Problem requirements: Set down all of the data that follows word for word, without the images.

(Extracts from a graphics dataset)
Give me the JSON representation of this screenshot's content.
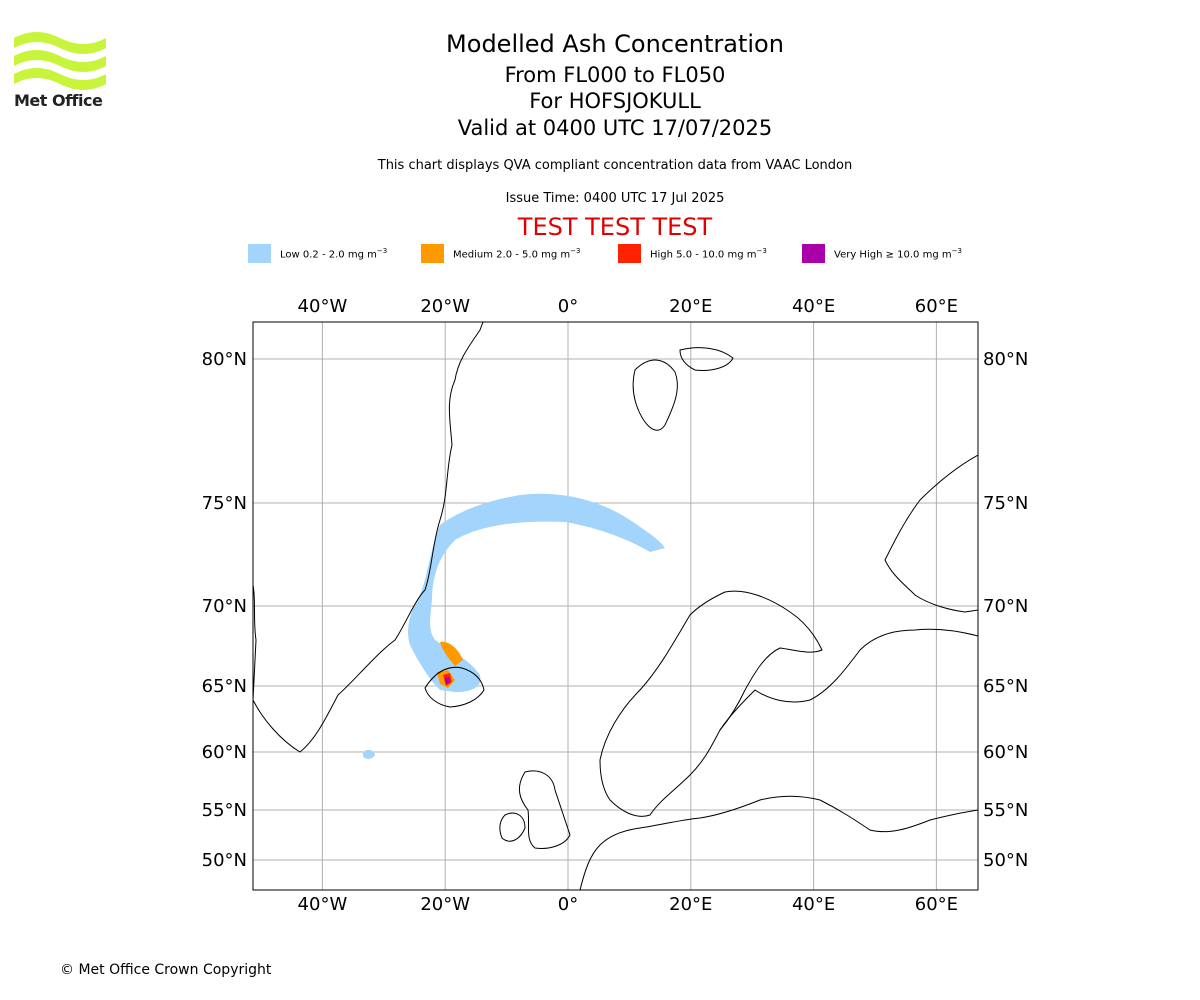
{
  "header": {
    "title": "Modelled Ash Concentration",
    "levels": "From FL000 to FL050",
    "volcano": "For HOFSJOKULL",
    "valid": "Valid at 0400 UTC 17/07/2025",
    "subtitle": "This chart displays QVA compliant concentration data from VAAC London",
    "issue_time": "Issue Time: 0400 UTC 17 Jul 2025",
    "test_banner": "TEST TEST TEST"
  },
  "logo": {
    "text": "Met Office",
    "color": "#c8f53c"
  },
  "legend": [
    {
      "label": "Low 0.2 - 2.0 mg m",
      "exp": "−3",
      "color": "#a3d4fb"
    },
    {
      "label": "Medium 2.0 - 5.0 mg m",
      "exp": "−3",
      "color": "#ff9900"
    },
    {
      "label": "High 5.0 - 10.0 mg m",
      "exp": "−3",
      "color": "#ff2200"
    },
    {
      "label": "Very High ≥ 10.0 mg m",
      "exp": "−3",
      "color": "#aa00aa"
    }
  ],
  "map": {
    "lon_ticks": [
      "40°W",
      "20°W",
      "0°",
      "20°E",
      "40°E",
      "60°E"
    ],
    "lon_values": [
      -40,
      -20,
      0,
      20,
      40,
      60
    ],
    "lat_ticks": [
      "80°N",
      "75°N",
      "70°N",
      "65°N",
      "60°N",
      "55°N",
      "50°N"
    ],
    "lat_values": [
      80,
      75,
      70,
      65,
      60,
      55,
      50
    ]
  },
  "footer": {
    "copyright": "© Met Office Crown Copyright"
  }
}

Answer below:
Give me the JSON representation of this screenshot's content.
{
  "header": {
    "title": "Modelled Ash Concentration",
    "levels": "From FL000 to FL050",
    "volcano": "For HOFSJOKULL",
    "valid": "Valid at 0400 UTC 17/07/2025",
    "subtitle": "This chart displays QVA compliant concentration data from VAAC London",
    "issue_time": "Issue Time: 0400 UTC 17 Jul 2025",
    "test_banner": "TEST TEST TEST"
  },
  "logo": {
    "text": "Met Office",
    "color": "#c8f53c"
  },
  "legend": [
    {
      "label": "Low 0.2 - 2.0 mg m",
      "exp": "−3",
      "color": "#a3d4fb"
    },
    {
      "label": "Medium 2.0 - 5.0 mg m",
      "exp": "−3",
      "color": "#ff9900"
    },
    {
      "label": "High 5.0 - 10.0 mg m",
      "exp": "−3",
      "color": "#ff2200"
    },
    {
      "label": "Very High ≥ 10.0 mg m",
      "exp": "−3",
      "color": "#aa00aa"
    }
  ],
  "map": {
    "lon_ticks": [
      "40°W",
      "20°W",
      "0°",
      "20°E",
      "40°E",
      "60°E"
    ],
    "lon_values": [
      -40,
      -20,
      0,
      20,
      40,
      60
    ],
    "lat_ticks": [
      "80°N",
      "75°N",
      "70°N",
      "65°N",
      "60°N",
      "55°N",
      "50°N"
    ],
    "lat_values": [
      80,
      75,
      70,
      65,
      60,
      55,
      50
    ]
  },
  "footer": {
    "copyright": "© Met Office Crown Copyright"
  }
}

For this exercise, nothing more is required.